■ Problem to solve ■
Skip the pictures and repeat each line of the data exactly.

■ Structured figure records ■

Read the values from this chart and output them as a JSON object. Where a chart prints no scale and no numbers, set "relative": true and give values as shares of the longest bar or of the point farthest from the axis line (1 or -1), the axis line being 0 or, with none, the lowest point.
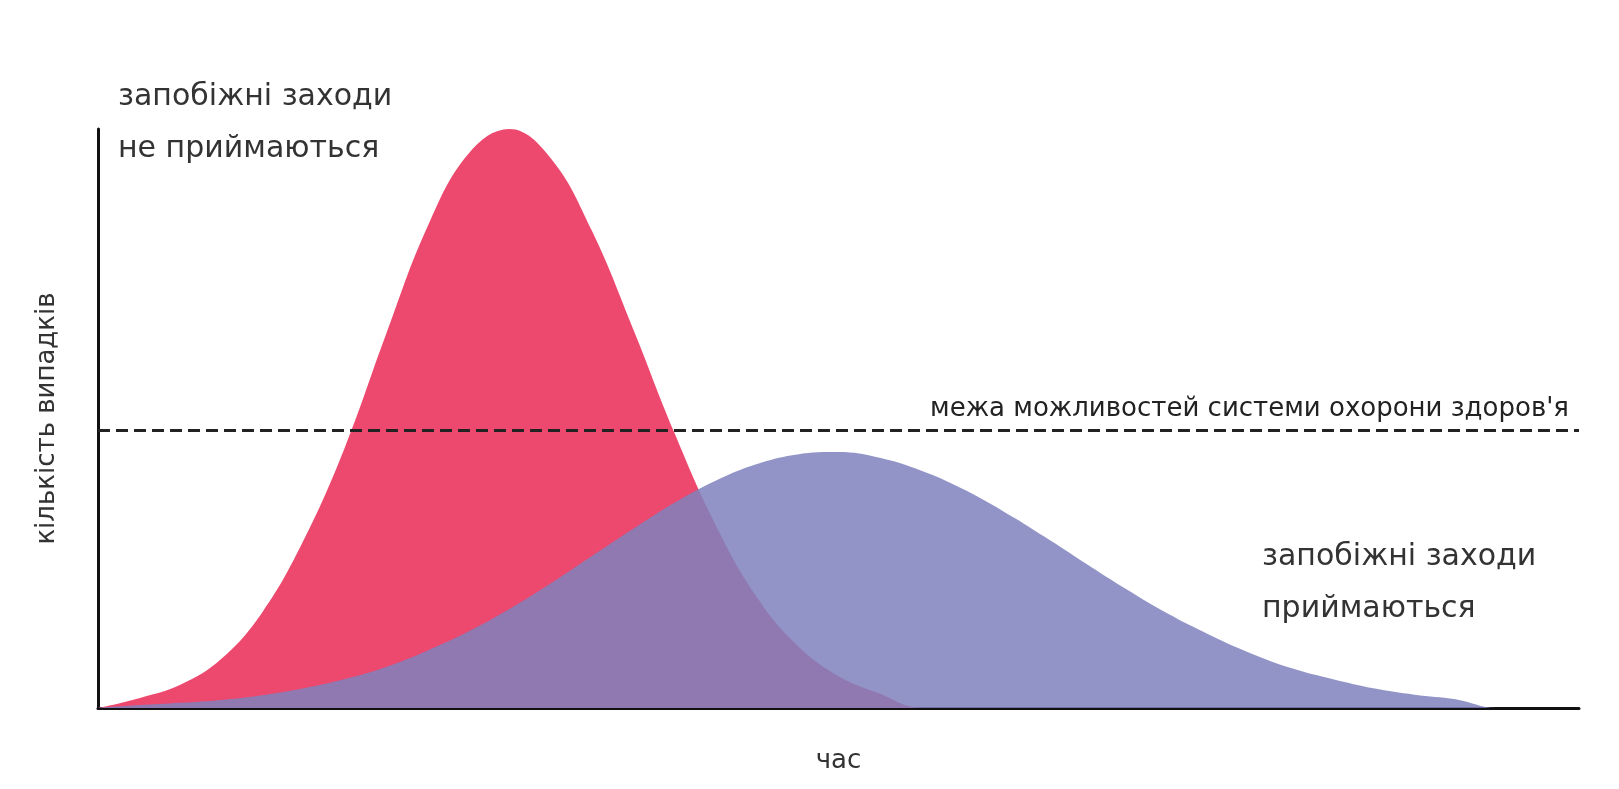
{
  "chart_data": {
    "type": "area",
    "relative": true,
    "xlabel": "час",
    "ylabel": "кількість випадків",
    "legend": false,
    "grid": false,
    "categories": [
      null,
      null,
      null,
      null,
      null,
      null,
      null,
      null,
      null,
      null,
      null,
      null,
      null,
      null,
      null,
      null,
      null,
      null,
      null,
      null,
      null,
      null,
      null,
      null,
      null,
      null,
      null,
      null,
      null,
      null,
      null,
      null,
      null,
      null,
      null,
      null,
      null
    ],
    "series": [
      {
        "name": "запобіжні заходи не приймаються",
        "color": "#ec4269",
        "values": [
          0,
          0.017,
          0.04,
          0.085,
          0.166,
          0.29,
          0.45,
          0.645,
          0.83,
          0.957,
          1,
          0.95,
          0.825,
          0.656,
          0.477,
          0.318,
          0.193,
          0.108,
          0.055,
          0.025,
          0,
          0,
          0,
          0,
          0,
          0,
          0,
          0,
          0,
          0,
          0,
          0,
          0,
          0,
          0,
          0,
          0
        ]
      },
      {
        "name": "запобіжні заходи приймаються",
        "color": "#7f81bd",
        "values": [
          0,
          0.005,
          0.009,
          0.014,
          0.022,
          0.034,
          0.05,
          0.071,
          0.099,
          0.132,
          0.171,
          0.215,
          0.262,
          0.309,
          0.354,
          0.392,
          0.421,
          0.438,
          0.442,
          0.432,
          0.41,
          0.379,
          0.34,
          0.296,
          0.25,
          0.205,
          0.163,
          0.127,
          0.095,
          0.069,
          0.05,
          0.034,
          0.023,
          0.015,
          0,
          0,
          0
        ]
      }
    ],
    "ref_lines": [
      {
        "axis": "y",
        "value": 0.476,
        "label": "межа можливостей системи охорони здоров'я",
        "color": "#222222",
        "line_style": "dashed"
      }
    ]
  }
}
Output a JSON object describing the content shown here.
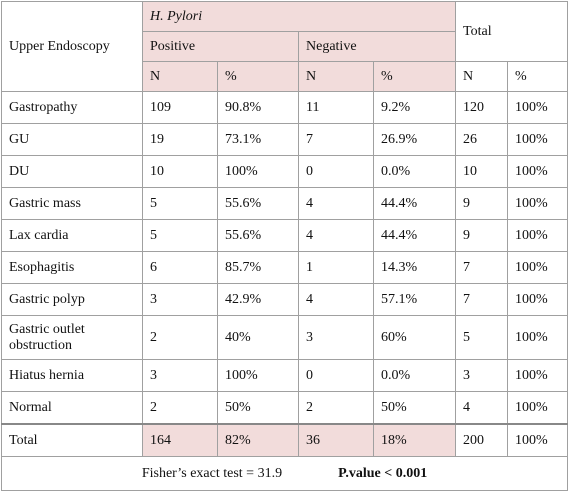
{
  "table": {
    "header": {
      "row_label": "Upper Endoscopy",
      "group": "H. Pylori",
      "total": "Total",
      "positive": "Positive",
      "negative": "Negative",
      "subheaders": [
        "N",
        "%",
        "N",
        "%",
        "N",
        "%"
      ]
    },
    "rows": [
      [
        "Gastropathy",
        "109",
        "90.8%",
        "11",
        "9.2%",
        "120",
        "100%"
      ],
      [
        "GU",
        "19",
        "73.1%",
        "7",
        "26.9%",
        "26",
        "100%"
      ],
      [
        "DU",
        "10",
        "100%",
        "0",
        "0.0%",
        "10",
        "100%"
      ],
      [
        "Gastric mass",
        "5",
        "55.6%",
        "4",
        "44.4%",
        "9",
        "100%"
      ],
      [
        "Lax cardia",
        "5",
        "55.6%",
        "4",
        "44.4%",
        "9",
        "100%"
      ],
      [
        "Esophagitis",
        "6",
        "85.7%",
        "1",
        "14.3%",
        "7",
        "100%"
      ],
      [
        "Gastric polyp",
        "3",
        "42.9%",
        "4",
        "57.1%",
        "7",
        "100%"
      ],
      [
        "Gastric outlet obstruction",
        "2",
        "40%",
        "3",
        "60%",
        "5",
        "100%"
      ],
      [
        "Hiatus hernia",
        "3",
        "100%",
        "0",
        "0.0%",
        "3",
        "100%"
      ],
      [
        "Normal",
        "2",
        "50%",
        "2",
        "50%",
        "4",
        "100%"
      ]
    ],
    "total_row": [
      "Total",
      "164",
      "82%",
      "36",
      "18%",
      "200",
      "100%"
    ]
  },
  "footer": {
    "test": "Fisher’s exact test = 31.9",
    "p_value": "P.value < 0.001"
  }
}
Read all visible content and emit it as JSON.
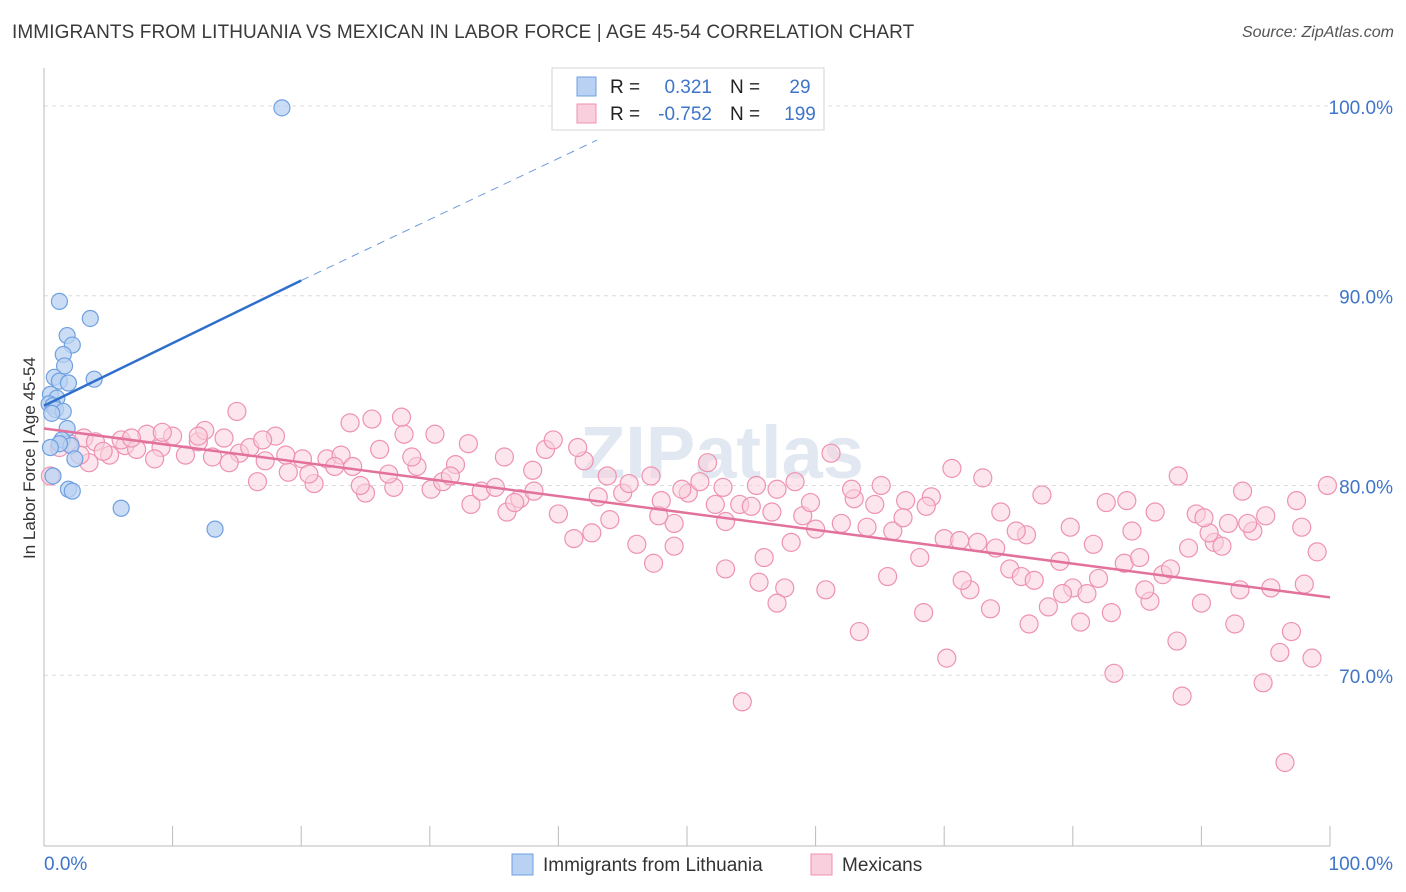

■ Exercise solution ■
Read the values from this chart and output them as a JSON object. Where a chart prints no scale and no numbers, set "relative": true and give values as shares of the longest bar or of the point farthest from the axis line (1 or -1), the axis line being 0 or, with none, the lowest point.
{
  "chart_data": {
    "type": "area",
    "relative": true,
    "xlabel": "час",
    "ylabel": "кількість випадків",
    "legend": false,
    "grid": false,
    "categories": [
      null,
      null,
      null,
      null,
      null,
      null,
      null,
      null,
      null,
      null,
      null,
      null,
      null,
      null,
      null,
      null,
      null,
      null,
      null,
      null,
      null,
      null,
      null,
      null,
      null,
      null,
      null,
      null,
      null,
      null,
      null,
      null,
      null,
      null,
      null,
      null,
      null
    ],
    "series": [
      {
        "name": "запобіжні заходи не приймаються",
        "color": "#ec4269",
        "values": [
          0,
          0.017,
          0.04,
          0.085,
          0.166,
          0.29,
          0.45,
          0.645,
          0.83,
          0.957,
          1,
          0.95,
          0.825,
          0.656,
          0.477,
          0.318,
          0.193,
          0.108,
          0.055,
          0.025,
          0,
          0,
          0,
          0,
          0,
          0,
          0,
          0,
          0,
          0,
          0,
          0,
          0,
          0,
          0,
          0,
          0
        ]
      },
      {
        "name": "запобіжні заходи приймаються",
        "color": "#7f81bd",
        "values": [
          0,
          0.005,
          0.009,
          0.014,
          0.022,
          0.034,
          0.05,
          0.071,
          0.099,
          0.132,
          0.171,
          0.215,
          0.262,
          0.309,
          0.354,
          0.392,
          0.421,
          0.438,
          0.442,
          0.432,
          0.41,
          0.379,
          0.34,
          0.296,
          0.25,
          0.205,
          0.163,
          0.127,
          0.095,
          0.069,
          0.05,
          0.034,
          0.023,
          0.015,
          0,
          0,
          0
        ]
      }
    ],
    "ref_lines": [
      {
        "axis": "y",
        "value": 0.476,
        "label": "межа можливостей системи охорони здоров'я",
        "color": "#222222",
        "line_style": "dashed"
      }
    ]
  }
}
Output a JSON object describing the content shown here.
{
  "table": {
    "header": {
      "row_label": "Upper Endoscopy",
      "group": "H. Pylori",
      "total": "Total",
      "positive": "Positive",
      "negative": "Negative",
      "subheaders": [
        "N",
        "%",
        "N",
        "%",
        "N",
        "%"
      ]
    },
    "rows": [
      [
        "Gastropathy",
        "109",
        "90.8%",
        "11",
        "9.2%",
        "120",
        "100%"
      ],
      [
        "GU",
        "19",
        "73.1%",
        "7",
        "26.9%",
        "26",
        "100%"
      ],
      [
        "DU",
        "10",
        "100%",
        "0",
        "0.0%",
        "10",
        "100%"
      ],
      [
        "Gastric mass",
        "5",
        "55.6%",
        "4",
        "44.4%",
        "9",
        "100%"
      ],
      [
        "Lax cardia",
        "5",
        "55.6%",
        "4",
        "44.4%",
        "9",
        "100%"
      ],
      [
        "Esophagitis",
        "6",
        "85.7%",
        "1",
        "14.3%",
        "7",
        "100%"
      ],
      [
        "Gastric polyp",
        "3",
        "42.9%",
        "4",
        "57.1%",
        "7",
        "100%"
      ],
      [
        "Gastric outlet obstruction",
        "2",
        "40%",
        "3",
        "60%",
        "5",
        "100%"
      ],
      [
        "Hiatus hernia",
        "3",
        "100%",
        "0",
        "0.0%",
        "3",
        "100%"
      ],
      [
        "Normal",
        "2",
        "50%",
        "2",
        "50%",
        "4",
        "100%"
      ]
    ],
    "total_row": [
      "Total",
      "164",
      "82%",
      "36",
      "18%",
      "200",
      "100%"
    ]
  },
  "footer": {
    "test": "Fisher’s exact test = 31.9",
    "p_value": "P.value < 0.001"
  }
}
Read all visible content and emit it as JSON.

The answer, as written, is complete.